**What needs to be done:**
Reproduce every one of the items below word for word, leaving out the pictures.

**Input material:**
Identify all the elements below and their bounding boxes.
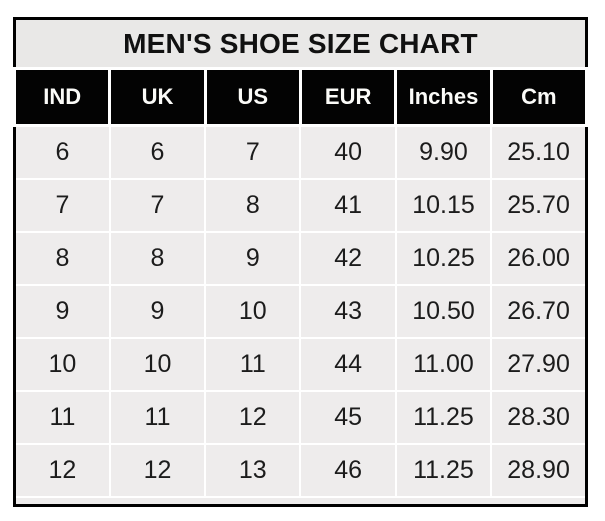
table-cell: 10 <box>204 284 302 339</box>
table-row: 7 7 8 41 10.15 25.70 <box>13 178 588 233</box>
table-cell: 10.15 <box>394 178 493 233</box>
col-header-us: US <box>203 67 302 127</box>
table-row: 12 12 13 46 11.25 28.90 <box>13 443 588 498</box>
table-cell: 11.25 <box>394 443 493 498</box>
table-cell: 26.00 <box>490 231 588 286</box>
table-row: 9 9 10 43 10.50 26.70 <box>13 284 588 339</box>
table-cell: 7 <box>204 124 302 180</box>
table-cell: 40 <box>299 124 397 180</box>
table-head: MEN'S SHOE SIZE CHART IND UK US EUR Inch… <box>12 17 589 127</box>
col-header-ind: IND <box>12 67 112 127</box>
table-cell: 26.70 <box>490 284 588 339</box>
table-cell: 25.70 <box>490 178 588 233</box>
page-title: MEN'S SHOE SIZE CHART <box>13 17 588 70</box>
table-cell: 28.90 <box>490 443 588 498</box>
table-cell: 27.90 <box>490 337 588 392</box>
table-cell: 8 <box>13 231 111 286</box>
table-body: 6 6 7 40 9.90 25.10 7 7 8 41 10.15 25.70… <box>13 124 588 507</box>
bottom-spacer-row <box>13 496 588 507</box>
page: MEN'S SHOE SIZE CHART IND UK US EUR Inch… <box>0 17 605 521</box>
shoe-size-chart-table: MEN'S SHOE SIZE CHART IND UK US EUR Inch… <box>12 17 589 507</box>
table-cell: 46 <box>299 443 397 498</box>
table-row: 11 11 12 45 11.25 28.30 <box>13 390 588 445</box>
table-cell: 6 <box>13 124 111 180</box>
table-cell: 12 <box>13 443 111 498</box>
table-cell: 11 <box>204 337 302 392</box>
table-cell: 10 <box>108 337 207 392</box>
col-header-inches: Inches <box>394 67 493 127</box>
table-cell: 11 <box>108 390 207 445</box>
table-cell: 44 <box>299 337 397 392</box>
table-cell: 41 <box>299 178 397 233</box>
table-row: 6 6 7 40 9.90 25.10 <box>13 124 588 180</box>
column-header-row: IND UK US EUR Inches Cm <box>12 67 589 127</box>
table-cell: 28.30 <box>490 390 588 445</box>
table-cell: 8 <box>204 178 302 233</box>
table-row: 8 8 9 42 10.25 26.00 <box>13 231 588 286</box>
table-cell: 11.00 <box>394 337 493 392</box>
table-cell: 11 <box>13 390 111 445</box>
col-header-cm: Cm <box>489 67 589 127</box>
table-cell: 7 <box>108 178 207 233</box>
table-cell: 9.90 <box>394 124 493 180</box>
table-cell: 45 <box>299 390 397 445</box>
table-cell: 10 <box>13 337 111 392</box>
table-row: 10 10 11 44 11.00 27.90 <box>13 337 588 392</box>
col-header-uk: UK <box>108 67 207 127</box>
table-cell: 9 <box>108 284 207 339</box>
table-cell: 12 <box>108 443 207 498</box>
table-cell: 9 <box>13 284 111 339</box>
table-cell: 6 <box>108 124 207 180</box>
col-header-eur: EUR <box>298 67 398 127</box>
table-cell: 10.25 <box>394 231 493 286</box>
table-cell: 7 <box>13 178 111 233</box>
table-cell: 43 <box>299 284 397 339</box>
table-cell: 9 <box>204 231 302 286</box>
table-cell: 13 <box>204 443 302 498</box>
spacer-cell <box>13 496 588 507</box>
title-row: MEN'S SHOE SIZE CHART <box>13 17 588 70</box>
table-cell: 11.25 <box>394 390 493 445</box>
table-cell: 10.50 <box>394 284 493 339</box>
table-cell: 8 <box>108 231 207 286</box>
table-cell: 12 <box>204 390 302 445</box>
table-cell: 42 <box>299 231 397 286</box>
table-cell: 25.10 <box>490 124 588 180</box>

**In response:**
Identify all the elements below and their bounding boxes.
table-cell: 10 <box>204 284 302 339</box>
table-row: 7 7 8 41 10.15 25.70 <box>13 178 588 233</box>
table-cell: 10.15 <box>394 178 493 233</box>
col-header-us: US <box>203 67 302 127</box>
table-row: 12 12 13 46 11.25 28.90 <box>13 443 588 498</box>
table-cell: 11.25 <box>394 443 493 498</box>
table-cell: 26.00 <box>490 231 588 286</box>
table-row: 9 9 10 43 10.50 26.70 <box>13 284 588 339</box>
table-cell: 7 <box>204 124 302 180</box>
table-cell: 40 <box>299 124 397 180</box>
table-head: MEN'S SHOE SIZE CHART IND UK US EUR Inch… <box>12 17 589 127</box>
col-header-ind: IND <box>12 67 112 127</box>
table-cell: 26.70 <box>490 284 588 339</box>
table-cell: 25.70 <box>490 178 588 233</box>
page-title: MEN'S SHOE SIZE CHART <box>13 17 588 70</box>
table-cell: 28.90 <box>490 443 588 498</box>
table-cell: 27.90 <box>490 337 588 392</box>
table-cell: 8 <box>13 231 111 286</box>
table-body: 6 6 7 40 9.90 25.10 7 7 8 41 10.15 25.70… <box>13 124 588 507</box>
bottom-spacer-row <box>13 496 588 507</box>
page: MEN'S SHOE SIZE CHART IND UK US EUR Inch… <box>0 17 605 521</box>
shoe-size-chart-table: MEN'S SHOE SIZE CHART IND UK US EUR Inch… <box>12 17 589 507</box>
table-cell: 46 <box>299 443 397 498</box>
table-row: 11 11 12 45 11.25 28.30 <box>13 390 588 445</box>
table-cell: 6 <box>13 124 111 180</box>
table-cell: 12 <box>13 443 111 498</box>
table-cell: 11 <box>204 337 302 392</box>
table-cell: 10 <box>108 337 207 392</box>
col-header-inches: Inches <box>394 67 493 127</box>
table-cell: 11 <box>108 390 207 445</box>
table-cell: 44 <box>299 337 397 392</box>
table-cell: 41 <box>299 178 397 233</box>
table-row: 6 6 7 40 9.90 25.10 <box>13 124 588 180</box>
column-header-row: IND UK US EUR Inches Cm <box>12 67 589 127</box>
table-cell: 28.30 <box>490 390 588 445</box>
table-cell: 8 <box>204 178 302 233</box>
table-row: 8 8 9 42 10.25 26.00 <box>13 231 588 286</box>
table-cell: 11.00 <box>394 337 493 392</box>
table-cell: 11 <box>13 390 111 445</box>
col-header-cm: Cm <box>489 67 589 127</box>
table-cell: 7 <box>108 178 207 233</box>
table-cell: 9.90 <box>394 124 493 180</box>
table-cell: 45 <box>299 390 397 445</box>
table-cell: 10 <box>13 337 111 392</box>
table-row: 10 10 11 44 11.00 27.90 <box>13 337 588 392</box>
col-header-uk: UK <box>108 67 207 127</box>
table-cell: 9 <box>108 284 207 339</box>
table-cell: 12 <box>108 443 207 498</box>
table-cell: 9 <box>13 284 111 339</box>
table-cell: 6 <box>108 124 207 180</box>
col-header-eur: EUR <box>298 67 398 127</box>
table-cell: 10.25 <box>394 231 493 286</box>
table-cell: 7 <box>13 178 111 233</box>
table-cell: 43 <box>299 284 397 339</box>
table-cell: 9 <box>204 231 302 286</box>
table-cell: 13 <box>204 443 302 498</box>
spacer-cell <box>13 496 588 507</box>
title-row: MEN'S SHOE SIZE CHART <box>13 17 588 70</box>
table-cell: 11.25 <box>394 390 493 445</box>
table-cell: 10.50 <box>394 284 493 339</box>
table-cell: 8 <box>108 231 207 286</box>
table-cell: 12 <box>204 390 302 445</box>
table-cell: 42 <box>299 231 397 286</box>
table-cell: 25.10 <box>490 124 588 180</box>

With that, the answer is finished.